▶ _The records_:
— Start —

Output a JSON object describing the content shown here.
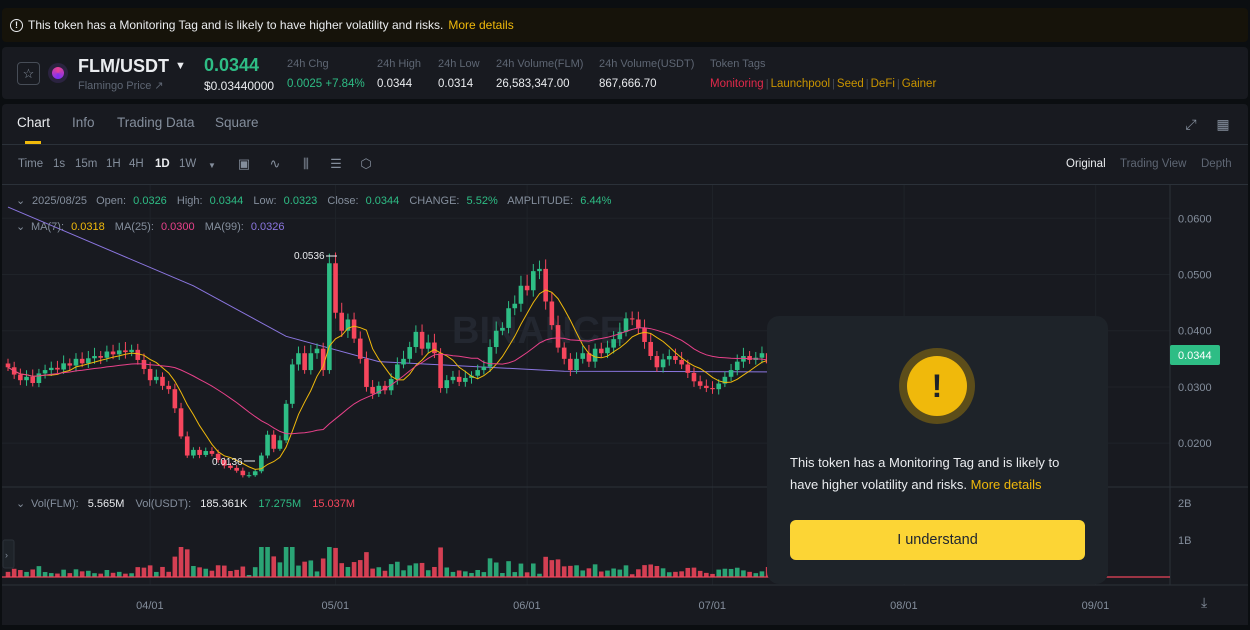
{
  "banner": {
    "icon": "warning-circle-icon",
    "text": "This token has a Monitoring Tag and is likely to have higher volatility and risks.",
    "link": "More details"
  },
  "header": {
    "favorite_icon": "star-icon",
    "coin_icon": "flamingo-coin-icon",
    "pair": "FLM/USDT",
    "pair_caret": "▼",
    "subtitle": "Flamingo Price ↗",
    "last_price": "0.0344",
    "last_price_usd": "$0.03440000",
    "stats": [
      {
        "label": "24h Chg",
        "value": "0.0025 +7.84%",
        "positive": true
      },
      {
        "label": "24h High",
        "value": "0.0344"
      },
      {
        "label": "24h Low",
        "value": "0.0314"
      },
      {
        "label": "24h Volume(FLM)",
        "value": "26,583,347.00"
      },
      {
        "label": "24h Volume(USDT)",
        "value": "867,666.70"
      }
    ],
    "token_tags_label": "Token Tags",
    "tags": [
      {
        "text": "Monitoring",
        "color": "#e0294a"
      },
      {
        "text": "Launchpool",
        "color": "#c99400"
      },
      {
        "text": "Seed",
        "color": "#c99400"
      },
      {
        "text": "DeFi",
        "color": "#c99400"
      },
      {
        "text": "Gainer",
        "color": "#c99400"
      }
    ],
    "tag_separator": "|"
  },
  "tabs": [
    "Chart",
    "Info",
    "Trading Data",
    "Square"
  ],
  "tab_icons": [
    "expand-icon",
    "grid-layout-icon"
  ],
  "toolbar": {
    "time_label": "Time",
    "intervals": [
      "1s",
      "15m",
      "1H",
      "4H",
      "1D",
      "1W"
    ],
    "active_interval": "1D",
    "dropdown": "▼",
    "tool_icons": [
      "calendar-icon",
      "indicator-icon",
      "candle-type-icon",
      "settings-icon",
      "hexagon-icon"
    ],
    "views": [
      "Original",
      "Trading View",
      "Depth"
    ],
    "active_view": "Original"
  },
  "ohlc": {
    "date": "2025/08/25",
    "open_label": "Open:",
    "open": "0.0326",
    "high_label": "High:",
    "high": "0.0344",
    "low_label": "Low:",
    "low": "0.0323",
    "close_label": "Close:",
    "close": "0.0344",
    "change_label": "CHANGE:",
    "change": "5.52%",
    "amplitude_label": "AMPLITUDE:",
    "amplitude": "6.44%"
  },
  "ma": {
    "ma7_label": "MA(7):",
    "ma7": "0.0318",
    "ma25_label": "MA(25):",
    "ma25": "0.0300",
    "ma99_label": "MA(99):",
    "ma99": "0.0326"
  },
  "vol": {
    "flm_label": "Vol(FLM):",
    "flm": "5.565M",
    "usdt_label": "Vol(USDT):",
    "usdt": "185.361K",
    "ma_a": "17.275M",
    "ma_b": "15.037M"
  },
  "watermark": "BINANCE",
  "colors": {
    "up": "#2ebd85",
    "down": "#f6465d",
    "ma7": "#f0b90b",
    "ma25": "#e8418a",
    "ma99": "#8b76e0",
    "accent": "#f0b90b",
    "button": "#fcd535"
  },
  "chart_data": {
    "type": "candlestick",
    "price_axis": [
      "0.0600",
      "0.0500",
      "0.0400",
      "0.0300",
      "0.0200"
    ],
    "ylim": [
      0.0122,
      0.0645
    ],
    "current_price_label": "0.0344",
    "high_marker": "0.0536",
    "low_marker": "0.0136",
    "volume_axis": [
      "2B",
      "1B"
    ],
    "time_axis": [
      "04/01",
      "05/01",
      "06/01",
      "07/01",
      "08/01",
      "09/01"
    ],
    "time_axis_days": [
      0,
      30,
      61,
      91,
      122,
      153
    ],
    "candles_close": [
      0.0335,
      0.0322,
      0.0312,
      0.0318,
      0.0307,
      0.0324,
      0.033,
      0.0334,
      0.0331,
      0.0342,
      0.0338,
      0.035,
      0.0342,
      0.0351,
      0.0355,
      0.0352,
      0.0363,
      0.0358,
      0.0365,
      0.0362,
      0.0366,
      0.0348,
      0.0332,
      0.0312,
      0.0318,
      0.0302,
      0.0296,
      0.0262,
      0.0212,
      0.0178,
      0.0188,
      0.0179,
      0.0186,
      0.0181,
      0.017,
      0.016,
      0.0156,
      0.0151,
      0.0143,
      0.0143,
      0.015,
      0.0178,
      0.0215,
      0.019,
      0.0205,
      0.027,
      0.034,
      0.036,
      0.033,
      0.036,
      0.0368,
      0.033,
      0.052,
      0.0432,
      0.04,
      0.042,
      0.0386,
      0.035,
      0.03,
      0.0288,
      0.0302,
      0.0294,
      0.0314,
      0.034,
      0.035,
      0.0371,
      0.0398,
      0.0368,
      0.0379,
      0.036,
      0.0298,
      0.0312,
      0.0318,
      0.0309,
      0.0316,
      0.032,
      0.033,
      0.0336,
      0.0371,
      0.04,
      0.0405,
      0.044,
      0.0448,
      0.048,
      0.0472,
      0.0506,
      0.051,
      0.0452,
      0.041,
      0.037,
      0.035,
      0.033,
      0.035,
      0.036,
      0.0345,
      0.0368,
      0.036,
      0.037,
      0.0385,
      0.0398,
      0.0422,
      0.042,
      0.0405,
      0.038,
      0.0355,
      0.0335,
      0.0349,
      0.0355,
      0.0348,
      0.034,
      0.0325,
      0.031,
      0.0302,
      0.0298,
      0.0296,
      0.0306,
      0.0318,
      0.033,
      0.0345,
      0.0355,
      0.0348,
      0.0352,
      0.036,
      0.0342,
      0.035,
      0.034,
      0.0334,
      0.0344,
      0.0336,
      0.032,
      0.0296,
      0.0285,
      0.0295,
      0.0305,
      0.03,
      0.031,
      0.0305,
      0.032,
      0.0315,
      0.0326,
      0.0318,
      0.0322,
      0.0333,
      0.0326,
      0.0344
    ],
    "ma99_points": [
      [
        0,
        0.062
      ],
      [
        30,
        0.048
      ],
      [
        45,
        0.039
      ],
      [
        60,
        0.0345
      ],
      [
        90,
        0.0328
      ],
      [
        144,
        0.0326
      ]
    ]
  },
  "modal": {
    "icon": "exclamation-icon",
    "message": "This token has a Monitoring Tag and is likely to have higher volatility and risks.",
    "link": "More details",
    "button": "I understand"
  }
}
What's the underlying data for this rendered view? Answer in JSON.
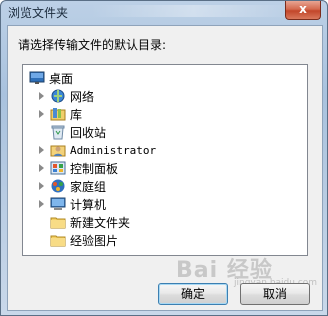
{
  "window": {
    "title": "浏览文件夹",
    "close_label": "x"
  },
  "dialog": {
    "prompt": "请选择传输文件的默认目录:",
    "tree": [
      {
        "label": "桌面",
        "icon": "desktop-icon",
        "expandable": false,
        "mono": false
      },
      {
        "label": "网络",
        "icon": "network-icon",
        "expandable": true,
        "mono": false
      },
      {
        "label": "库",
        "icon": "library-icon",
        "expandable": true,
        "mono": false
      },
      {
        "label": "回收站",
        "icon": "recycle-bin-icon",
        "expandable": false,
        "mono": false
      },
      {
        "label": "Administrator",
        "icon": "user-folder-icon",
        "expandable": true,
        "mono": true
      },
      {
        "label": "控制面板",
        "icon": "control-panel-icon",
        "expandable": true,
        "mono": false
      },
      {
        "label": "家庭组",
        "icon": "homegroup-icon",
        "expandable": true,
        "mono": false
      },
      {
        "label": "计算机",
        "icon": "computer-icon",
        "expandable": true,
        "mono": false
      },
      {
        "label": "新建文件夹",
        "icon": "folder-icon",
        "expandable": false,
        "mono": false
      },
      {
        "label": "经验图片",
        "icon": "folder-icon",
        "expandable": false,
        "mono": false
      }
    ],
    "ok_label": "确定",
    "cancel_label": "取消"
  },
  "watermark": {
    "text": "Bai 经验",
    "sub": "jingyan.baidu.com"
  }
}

— End —

▶ _To do_:
Every line of the material is to be quoted exactly, with no pictures carried over.

▶ _Reply to the exercise_:
Output a JSON object describing the content shown here.
{
  "banner": {
    "icon": "warning-circle-icon",
    "text": "This token has a Monitoring Tag and is likely to have higher volatility and risks.",
    "link": "More details"
  },
  "header": {
    "favorite_icon": "star-icon",
    "coin_icon": "flamingo-coin-icon",
    "pair": "FLM/USDT",
    "pair_caret": "▼",
    "subtitle": "Flamingo Price ↗",
    "last_price": "0.0344",
    "last_price_usd": "$0.03440000",
    "stats": [
      {
        "label": "24h Chg",
        "value": "0.0025 +7.84%",
        "positive": true
      },
      {
        "label": "24h High",
        "value": "0.0344"
      },
      {
        "label": "24h Low",
        "value": "0.0314"
      },
      {
        "label": "24h Volume(FLM)",
        "value": "26,583,347.00"
      },
      {
        "label": "24h Volume(USDT)",
        "value": "867,666.70"
      }
    ],
    "token_tags_label": "Token Tags",
    "tags": [
      {
        "text": "Monitoring",
        "color": "#e0294a"
      },
      {
        "text": "Launchpool",
        "color": "#c99400"
      },
      {
        "text": "Seed",
        "color": "#c99400"
      },
      {
        "text": "DeFi",
        "color": "#c99400"
      },
      {
        "text": "Gainer",
        "color": "#c99400"
      }
    ],
    "tag_separator": "|"
  },
  "tabs": [
    "Chart",
    "Info",
    "Trading Data",
    "Square"
  ],
  "tab_icons": [
    "expand-icon",
    "grid-layout-icon"
  ],
  "toolbar": {
    "time_label": "Time",
    "intervals": [
      "1s",
      "15m",
      "1H",
      "4H",
      "1D",
      "1W"
    ],
    "active_interval": "1D",
    "dropdown": "▼",
    "tool_icons": [
      "calendar-icon",
      "indicator-icon",
      "candle-type-icon",
      "settings-icon",
      "hexagon-icon"
    ],
    "views": [
      "Original",
      "Trading View",
      "Depth"
    ],
    "active_view": "Original"
  },
  "ohlc": {
    "date": "2025/08/25",
    "open_label": "Open:",
    "open": "0.0326",
    "high_label": "High:",
    "high": "0.0344",
    "low_label": "Low:",
    "low": "0.0323",
    "close_label": "Close:",
    "close": "0.0344",
    "change_label": "CHANGE:",
    "change": "5.52%",
    "amplitude_label": "AMPLITUDE:",
    "amplitude": "6.44%"
  },
  "ma": {
    "ma7_label": "MA(7):",
    "ma7": "0.0318",
    "ma25_label": "MA(25):",
    "ma25": "0.0300",
    "ma99_label": "MA(99):",
    "ma99": "0.0326"
  },
  "vol": {
    "flm_label": "Vol(FLM):",
    "flm": "5.565M",
    "usdt_label": "Vol(USDT):",
    "usdt": "185.361K",
    "ma_a": "17.275M",
    "ma_b": "15.037M"
  },
  "watermark": "BINANCE",
  "colors": {
    "up": "#2ebd85",
    "down": "#f6465d",
    "ma7": "#f0b90b",
    "ma25": "#e8418a",
    "ma99": "#8b76e0",
    "accent": "#f0b90b",
    "button": "#fcd535"
  },
  "chart_data": {
    "type": "candlestick",
    "price_axis": [
      "0.0600",
      "0.0500",
      "0.0400",
      "0.0300",
      "0.0200"
    ],
    "ylim": [
      0.0122,
      0.0645
    ],
    "current_price_label": "0.0344",
    "high_marker": "0.0536",
    "low_marker": "0.0136",
    "volume_axis": [
      "2B",
      "1B"
    ],
    "time_axis": [
      "04/01",
      "05/01",
      "06/01",
      "07/01",
      "08/01",
      "09/01"
    ],
    "time_axis_days": [
      0,
      30,
      61,
      91,
      122,
      153
    ],
    "candles_close": [
      0.0335,
      0.0322,
      0.0312,
      0.0318,
      0.0307,
      0.0324,
      0.033,
      0.0334,
      0.0331,
      0.0342,
      0.0338,
      0.035,
      0.0342,
      0.0351,
      0.0355,
      0.0352,
      0.0363,
      0.0358,
      0.0365,
      0.0362,
      0.0366,
      0.0348,
      0.0332,
      0.0312,
      0.0318,
      0.0302,
      0.0296,
      0.0262,
      0.0212,
      0.0178,
      0.0188,
      0.0179,
      0.0186,
      0.0181,
      0.017,
      0.016,
      0.0156,
      0.0151,
      0.0143,
      0.0143,
      0.015,
      0.0178,
      0.0215,
      0.019,
      0.0205,
      0.027,
      0.034,
      0.036,
      0.033,
      0.036,
      0.0368,
      0.033,
      0.052,
      0.0432,
      0.04,
      0.042,
      0.0386,
      0.035,
      0.03,
      0.0288,
      0.0302,
      0.0294,
      0.0314,
      0.034,
      0.035,
      0.0371,
      0.0398,
      0.0368,
      0.0379,
      0.036,
      0.0298,
      0.0312,
      0.0318,
      0.0309,
      0.0316,
      0.032,
      0.033,
      0.0336,
      0.0371,
      0.04,
      0.0405,
      0.044,
      0.0448,
      0.048,
      0.0472,
      0.0506,
      0.051,
      0.0452,
      0.041,
      0.037,
      0.035,
      0.033,
      0.035,
      0.036,
      0.0345,
      0.0368,
      0.036,
      0.037,
      0.0385,
      0.0398,
      0.0422,
      0.042,
      0.0405,
      0.038,
      0.0355,
      0.0335,
      0.0349,
      0.0355,
      0.0348,
      0.034,
      0.0325,
      0.031,
      0.0302,
      0.0298,
      0.0296,
      0.0306,
      0.0318,
      0.033,
      0.0345,
      0.0355,
      0.0348,
      0.0352,
      0.036,
      0.0342,
      0.035,
      0.034,
      0.0334,
      0.0344,
      0.0336,
      0.032,
      0.0296,
      0.0285,
      0.0295,
      0.0305,
      0.03,
      0.031,
      0.0305,
      0.032,
      0.0315,
      0.0326,
      0.0318,
      0.0322,
      0.0333,
      0.0326,
      0.0344
    ],
    "ma99_points": [
      [
        0,
        0.062
      ],
      [
        30,
        0.048
      ],
      [
        45,
        0.039
      ],
      [
        60,
        0.0345
      ],
      [
        90,
        0.0328
      ],
      [
        144,
        0.0326
      ]
    ]
  },
  "modal": {
    "icon": "exclamation-icon",
    "message": "This token has a Monitoring Tag and is likely to have higher volatility and risks.",
    "link": "More details",
    "button": "I understand"
  }
}
What's the underlying data for this rendered view? Answer in JSON.
{
  "window": {
    "title": "浏览文件夹",
    "close_label": "x"
  },
  "dialog": {
    "prompt": "请选择传输文件的默认目录:",
    "tree": [
      {
        "label": "桌面",
        "icon": "desktop-icon",
        "expandable": false,
        "mono": false
      },
      {
        "label": "网络",
        "icon": "network-icon",
        "expandable": true,
        "mono": false
      },
      {
        "label": "库",
        "icon": "library-icon",
        "expandable": true,
        "mono": false
      },
      {
        "label": "回收站",
        "icon": "recycle-bin-icon",
        "expandable": false,
        "mono": false
      },
      {
        "label": "Administrator",
        "icon": "user-folder-icon",
        "expandable": true,
        "mono": true
      },
      {
        "label": "控制面板",
        "icon": "control-panel-icon",
        "expandable": true,
        "mono": false
      },
      {
        "label": "家庭组",
        "icon": "homegroup-icon",
        "expandable": true,
        "mono": false
      },
      {
        "label": "计算机",
        "icon": "computer-icon",
        "expandable": true,
        "mono": false
      },
      {
        "label": "新建文件夹",
        "icon": "folder-icon",
        "expandable": false,
        "mono": false
      },
      {
        "label": "经验图片",
        "icon": "folder-icon",
        "expandable": false,
        "mono": false
      }
    ],
    "ok_label": "确定",
    "cancel_label": "取消"
  },
  "watermark": {
    "text": "Bai 经验",
    "sub": "jingyan.baidu.com"
  }
}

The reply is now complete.